▶ Set exercise:
Copy every line of the records below that holds the word "其他社会保障和就业支出".

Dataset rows

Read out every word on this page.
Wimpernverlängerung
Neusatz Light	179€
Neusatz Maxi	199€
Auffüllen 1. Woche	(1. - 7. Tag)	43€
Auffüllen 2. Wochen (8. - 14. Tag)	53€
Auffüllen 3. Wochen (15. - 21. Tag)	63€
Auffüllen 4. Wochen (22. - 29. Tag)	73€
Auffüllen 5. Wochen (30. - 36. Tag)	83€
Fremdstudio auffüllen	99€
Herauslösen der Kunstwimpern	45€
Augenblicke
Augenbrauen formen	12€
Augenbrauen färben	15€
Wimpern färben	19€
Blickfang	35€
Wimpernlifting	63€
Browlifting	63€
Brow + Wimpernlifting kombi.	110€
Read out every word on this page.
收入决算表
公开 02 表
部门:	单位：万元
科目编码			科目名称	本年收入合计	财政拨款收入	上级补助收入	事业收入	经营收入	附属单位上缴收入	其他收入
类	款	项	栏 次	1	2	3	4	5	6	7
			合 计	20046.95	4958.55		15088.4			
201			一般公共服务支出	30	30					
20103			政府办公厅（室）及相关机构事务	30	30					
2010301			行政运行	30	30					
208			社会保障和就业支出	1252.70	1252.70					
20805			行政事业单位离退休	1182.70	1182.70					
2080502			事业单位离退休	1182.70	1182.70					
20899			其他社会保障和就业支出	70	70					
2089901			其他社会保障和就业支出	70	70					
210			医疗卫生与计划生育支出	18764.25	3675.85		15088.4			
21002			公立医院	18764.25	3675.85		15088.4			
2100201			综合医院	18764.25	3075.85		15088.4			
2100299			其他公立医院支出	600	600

▶ Response for this exercise:
20899			其他社会保障和就业支出	70	70					
2089901			其他社会保障和就业支出	70	70					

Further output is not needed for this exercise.